## Material for the task:
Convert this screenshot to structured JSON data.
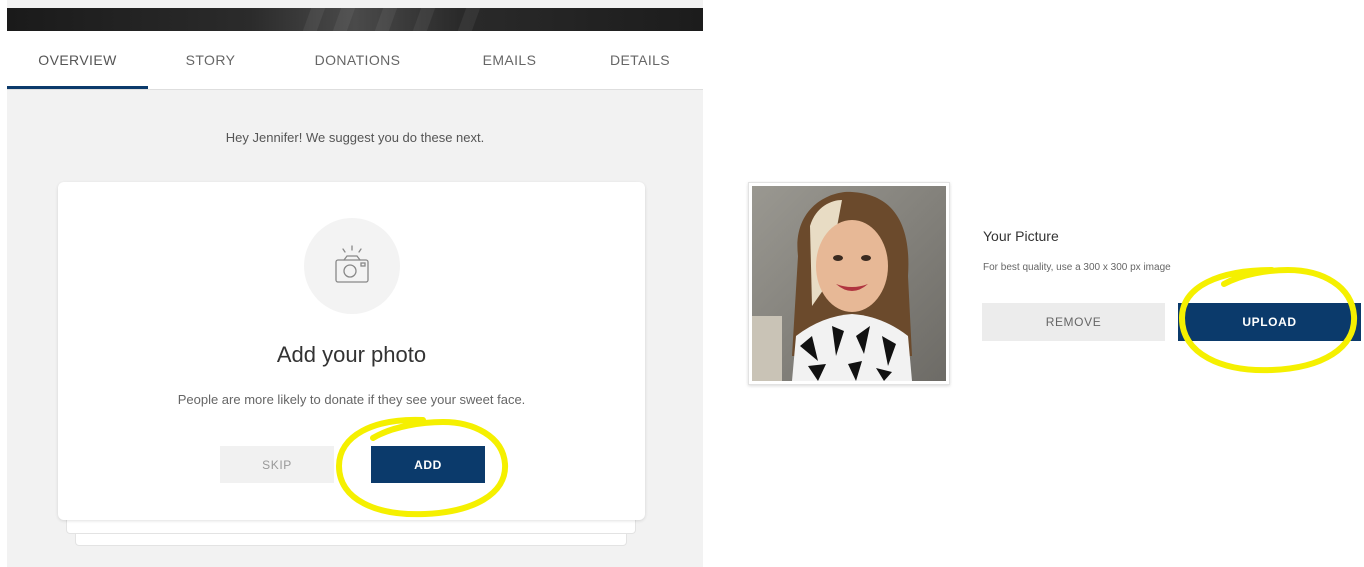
{
  "tabs": [
    {
      "label": "OVERVIEW",
      "active": true
    },
    {
      "label": "STORY",
      "active": false
    },
    {
      "label": "DONATIONS",
      "active": false
    },
    {
      "label": "EMAILS",
      "active": false
    },
    {
      "label": "DETAILS",
      "active": false
    }
  ],
  "suggestion": "Hey Jennifer! We suggest you do these next.",
  "card": {
    "icon": "camera-icon",
    "title": "Add your photo",
    "subtitle": "People are more likely to donate if they see your sweet face.",
    "skip_label": "SKIP",
    "add_label": "ADD"
  },
  "picture": {
    "title": "Your Picture",
    "hint": "For best quality, use a 300 x 300 px image",
    "remove_label": "REMOVE",
    "upload_label": "UPLOAD"
  },
  "colors": {
    "accent": "#0b3a6b",
    "highlight": "#f5f000",
    "panel_bg": "#f2f2f2"
  }
}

## Aim:
Retype each record exactly as it stands, but do not include the pictures.

## Response to the task:
Convert this screenshot to structured JSON data.
{
  "tabs": [
    {
      "label": "OVERVIEW",
      "active": true
    },
    {
      "label": "STORY",
      "active": false
    },
    {
      "label": "DONATIONS",
      "active": false
    },
    {
      "label": "EMAILS",
      "active": false
    },
    {
      "label": "DETAILS",
      "active": false
    }
  ],
  "suggestion": "Hey Jennifer! We suggest you do these next.",
  "card": {
    "icon": "camera-icon",
    "title": "Add your photo",
    "subtitle": "People are more likely to donate if they see your sweet face.",
    "skip_label": "SKIP",
    "add_label": "ADD"
  },
  "picture": {
    "title": "Your Picture",
    "hint": "For best quality, use a 300 x 300 px image",
    "remove_label": "REMOVE",
    "upload_label": "UPLOAD"
  },
  "colors": {
    "accent": "#0b3a6b",
    "highlight": "#f5f000",
    "panel_bg": "#f2f2f2"
  }
}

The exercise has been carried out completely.